--- DATA EXCERPTS ---

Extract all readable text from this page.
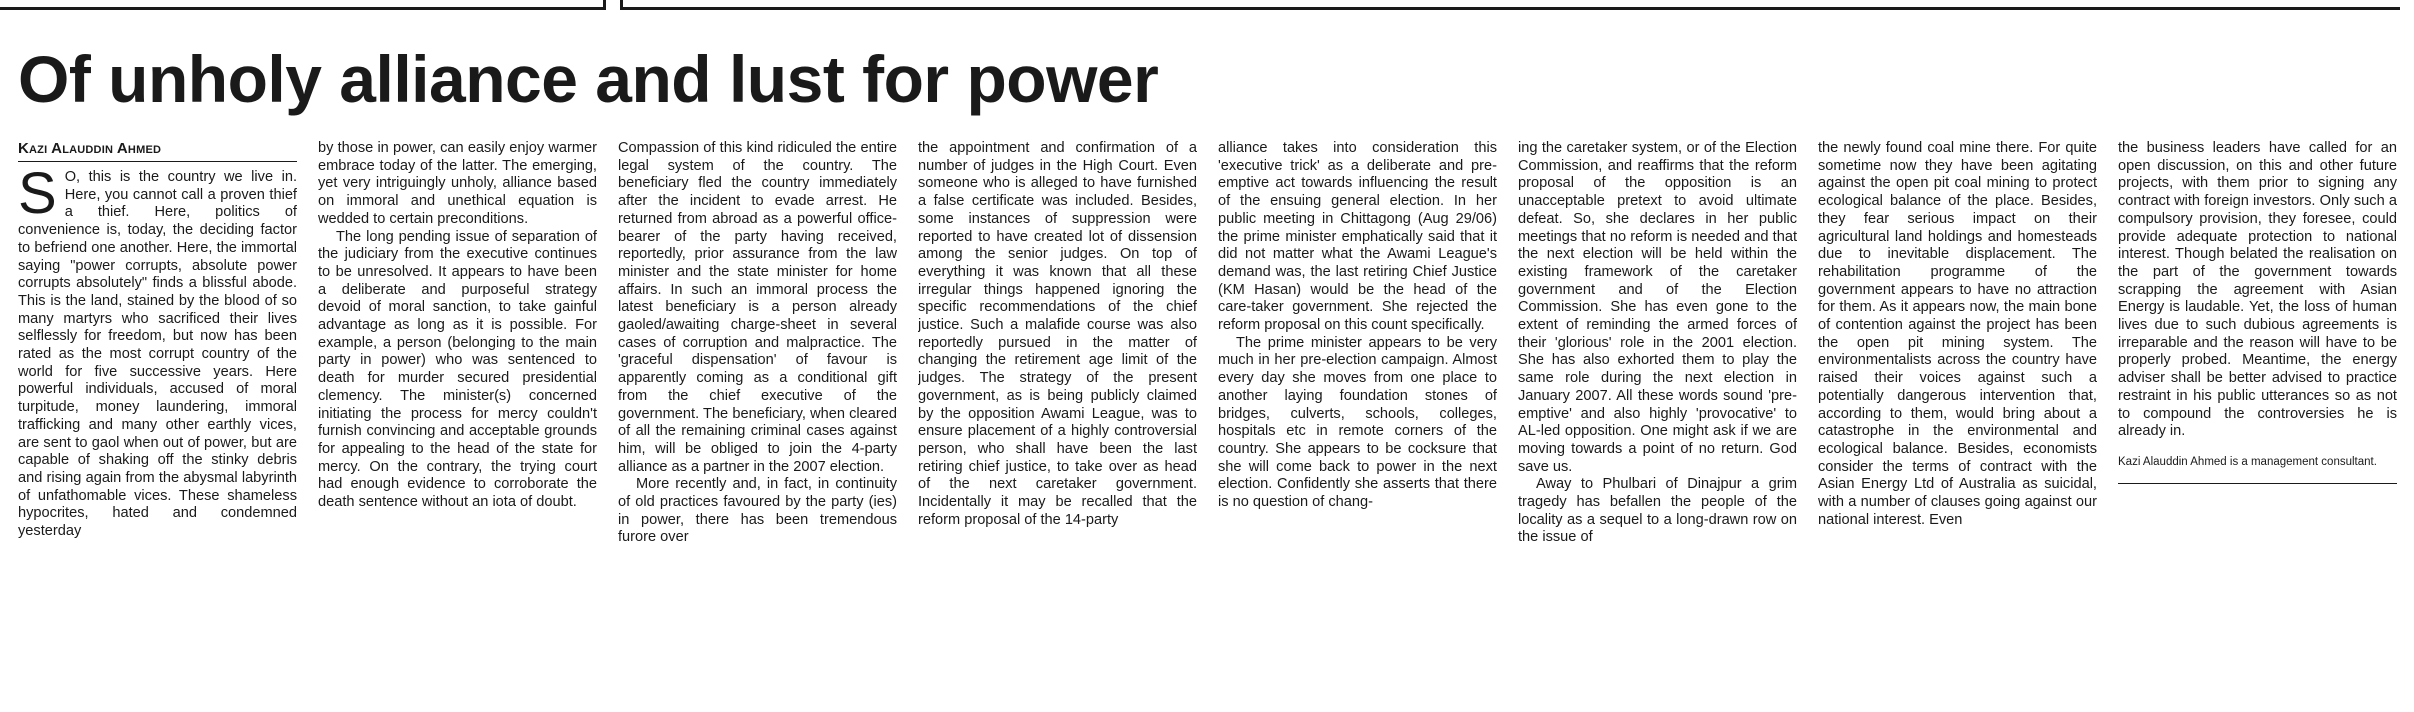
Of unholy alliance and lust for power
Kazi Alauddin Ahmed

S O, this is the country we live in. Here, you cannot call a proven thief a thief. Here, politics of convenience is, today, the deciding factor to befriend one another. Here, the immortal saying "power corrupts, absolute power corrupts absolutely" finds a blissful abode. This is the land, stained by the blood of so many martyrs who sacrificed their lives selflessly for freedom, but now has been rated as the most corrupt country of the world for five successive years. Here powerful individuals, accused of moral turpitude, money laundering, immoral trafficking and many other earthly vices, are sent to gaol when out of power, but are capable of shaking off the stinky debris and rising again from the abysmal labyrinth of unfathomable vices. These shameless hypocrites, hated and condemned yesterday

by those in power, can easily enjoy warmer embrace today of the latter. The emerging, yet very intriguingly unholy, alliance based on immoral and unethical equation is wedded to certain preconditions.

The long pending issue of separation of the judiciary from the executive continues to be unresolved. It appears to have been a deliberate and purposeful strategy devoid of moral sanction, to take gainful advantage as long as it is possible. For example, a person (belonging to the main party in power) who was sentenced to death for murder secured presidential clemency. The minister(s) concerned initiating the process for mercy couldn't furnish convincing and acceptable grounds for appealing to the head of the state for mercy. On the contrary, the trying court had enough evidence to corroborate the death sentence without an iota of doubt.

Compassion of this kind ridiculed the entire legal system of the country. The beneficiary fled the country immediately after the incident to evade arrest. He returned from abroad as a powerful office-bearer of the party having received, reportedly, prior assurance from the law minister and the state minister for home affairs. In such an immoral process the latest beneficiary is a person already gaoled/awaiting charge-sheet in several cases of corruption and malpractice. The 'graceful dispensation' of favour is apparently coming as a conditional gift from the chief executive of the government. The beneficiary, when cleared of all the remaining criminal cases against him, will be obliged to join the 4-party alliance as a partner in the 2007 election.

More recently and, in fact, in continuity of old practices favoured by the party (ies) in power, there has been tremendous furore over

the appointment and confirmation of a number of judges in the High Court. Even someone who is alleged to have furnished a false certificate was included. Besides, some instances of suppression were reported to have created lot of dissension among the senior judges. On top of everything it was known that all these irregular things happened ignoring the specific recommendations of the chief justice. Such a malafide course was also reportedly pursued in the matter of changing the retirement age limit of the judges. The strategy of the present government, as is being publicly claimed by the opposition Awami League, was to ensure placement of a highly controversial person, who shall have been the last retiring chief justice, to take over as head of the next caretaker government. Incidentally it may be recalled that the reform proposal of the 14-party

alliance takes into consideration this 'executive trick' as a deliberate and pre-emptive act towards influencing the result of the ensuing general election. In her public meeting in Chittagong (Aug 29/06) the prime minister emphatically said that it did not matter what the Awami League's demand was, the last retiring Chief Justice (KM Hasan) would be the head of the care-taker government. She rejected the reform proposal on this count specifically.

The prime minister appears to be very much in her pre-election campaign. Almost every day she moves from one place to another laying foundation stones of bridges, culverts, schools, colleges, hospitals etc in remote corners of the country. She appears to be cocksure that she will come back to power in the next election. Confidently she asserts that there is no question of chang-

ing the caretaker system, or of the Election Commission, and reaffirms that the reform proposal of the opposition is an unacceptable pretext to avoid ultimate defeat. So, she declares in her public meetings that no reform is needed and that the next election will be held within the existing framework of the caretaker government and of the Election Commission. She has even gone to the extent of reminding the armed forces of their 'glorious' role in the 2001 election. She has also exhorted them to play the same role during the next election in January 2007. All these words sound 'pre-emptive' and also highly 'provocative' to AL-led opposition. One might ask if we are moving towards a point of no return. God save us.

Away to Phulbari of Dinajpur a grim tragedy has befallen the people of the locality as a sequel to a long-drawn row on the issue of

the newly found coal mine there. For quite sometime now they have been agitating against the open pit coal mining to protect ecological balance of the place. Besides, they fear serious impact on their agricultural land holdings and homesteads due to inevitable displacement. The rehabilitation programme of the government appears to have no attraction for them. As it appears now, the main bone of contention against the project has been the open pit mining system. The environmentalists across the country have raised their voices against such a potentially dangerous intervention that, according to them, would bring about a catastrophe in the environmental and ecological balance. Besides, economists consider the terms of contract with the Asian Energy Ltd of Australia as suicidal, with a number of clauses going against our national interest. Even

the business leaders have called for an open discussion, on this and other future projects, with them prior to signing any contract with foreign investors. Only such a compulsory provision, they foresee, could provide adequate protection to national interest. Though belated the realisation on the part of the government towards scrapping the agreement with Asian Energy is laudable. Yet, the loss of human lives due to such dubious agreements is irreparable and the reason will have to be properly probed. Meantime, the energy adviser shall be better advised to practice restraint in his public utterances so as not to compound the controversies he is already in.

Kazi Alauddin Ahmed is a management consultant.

---

## TASK STATEMENT:
Reproduce each line of the records exactly, and omit every picture.

## TASK RESPONSE:
Extract all readable text from this page.
Of unholy alliance and lust for power
Kazi Alauddin Ahmed

S O, this is the country we live in. Here, you cannot call a proven thief a thief. Here, politics of convenience is, today, the deciding factor to befriend one another. Here, the immortal saying "power corrupts, absolute power corrupts absolutely" finds a blissful abode. This is the land, stained by the blood of so many martyrs who sacrificed their lives selflessly for freedom, but now has been rated as the most corrupt country of the world for five successive years. Here powerful individuals, accused of moral turpitude, money laundering, immoral trafficking and many other earthly vices, are sent to gaol when out of power, but are capable of shaking off the stinky debris and rising again from the abysmal labyrinth of unfathomable vices. These shameless hypocrites, hated and condemned yesterday

by those in power, can easily enjoy warmer embrace today of the latter. The emerging, yet very intriguingly unholy, alliance based on immoral and unethical equation is wedded to certain preconditions.

The long pending issue of separation of the judiciary from the executive continues to be unresolved. It appears to have been a deliberate and purposeful strategy devoid of moral sanction, to take gainful advantage as long as it is possible. For example, a person (belonging to the main party in power) who was sentenced to death for murder secured presidential clemency. The minister(s) concerned initiating the process for mercy couldn't furnish convincing and acceptable grounds for appealing to the head of the state for mercy. On the contrary, the trying court had enough evidence to corroborate the death sentence without an iota of doubt.

Compassion of this kind ridiculed the entire legal system of the country. The beneficiary fled the country immediately after the incident to evade arrest. He returned from abroad as a powerful office-bearer of the party having received, reportedly, prior assurance from the law minister and the state minister for home affairs. In such an immoral process the latest beneficiary is a person already gaoled/awaiting charge-sheet in several cases of corruption and malpractice. The 'graceful dispensation' of favour is apparently coming as a conditional gift from the chief executive of the government. The beneficiary, when cleared of all the remaining criminal cases against him, will be obliged to join the 4-party alliance as a partner in the 2007 election.

More recently and, in fact, in continuity of old practices favoured by the party (ies) in power, there has been tremendous furore over

the appointment and confirmation of a number of judges in the High Court. Even someone who is alleged to have furnished a false certificate was included. Besides, some instances of suppression were reported to have created lot of dissension among the senior judges. On top of everything it was known that all these irregular things happened ignoring the specific recommendations of the chief justice. Such a malafide course was also reportedly pursued in the matter of changing the retirement age limit of the judges. The strategy of the present government, as is being publicly claimed by the opposition Awami League, was to ensure placement of a highly controversial person, who shall have been the last retiring chief justice, to take over as head of the next caretaker government. Incidentally it may be recalled that the reform proposal of the 14-party

alliance takes into consideration this 'executive trick' as a deliberate and pre-emptive act towards influencing the result of the ensuing general election. In her public meeting in Chittagong (Aug 29/06) the prime minister emphatically said that it did not matter what the Awami League's demand was, the last retiring Chief Justice (KM Hasan) would be the head of the care-taker government. She rejected the reform proposal on this count specifically.

The prime minister appears to be very much in her pre-election campaign. Almost every day she moves from one place to another laying foundation stones of bridges, culverts, schools, colleges, hospitals etc in remote corners of the country. She appears to be cocksure that she will come back to power in the next election. Confidently she asserts that there is no question of chang-

ing the caretaker system, or of the Election Commission, and reaffirms that the reform proposal of the opposition is an unacceptable pretext to avoid ultimate defeat. So, she declares in her public meetings that no reform is needed and that the next election will be held within the existing framework of the caretaker government and of the Election Commission. She has even gone to the extent of reminding the armed forces of their 'glorious' role in the 2001 election. She has also exhorted them to play the same role during the next election in January 2007. All these words sound 'pre-emptive' and also highly 'provocative' to AL-led opposition. One might ask if we are moving towards a point of no return. God save us.

Away to Phulbari of Dinajpur a grim tragedy has befallen the people of the locality as a sequel to a long-drawn row on the issue of

the newly found coal mine there. For quite sometime now they have been agitating against the open pit coal mining to protect ecological balance of the place. Besides, they fear serious impact on their agricultural land holdings and homesteads due to inevitable displacement. The rehabilitation programme of the government appears to have no attraction for them. As it appears now, the main bone of contention against the project has been the open pit mining system. The environmentalists across the country have raised their voices against such a potentially dangerous intervention that, according to them, would bring about a catastrophe in the environmental and ecological balance. Besides, economists consider the terms of contract with the Asian Energy Ltd of Australia as suicidal, with a number of clauses going against our national interest. Even

the business leaders have called for an open discussion, on this and other future projects, with them prior to signing any contract with foreign investors. Only such a compulsory provision, they foresee, could provide adequate protection to national interest. Though belated the realisation on the part of the government towards scrapping the agreement with Asian Energy is laudable. Yet, the loss of human lives due to such dubious agreements is irreparable and the reason will have to be properly probed. Meantime, the energy adviser shall be better advised to practice restraint in his public utterances so as not to compound the controversies he is already in.

Kazi Alauddin Ahmed is a management consultant.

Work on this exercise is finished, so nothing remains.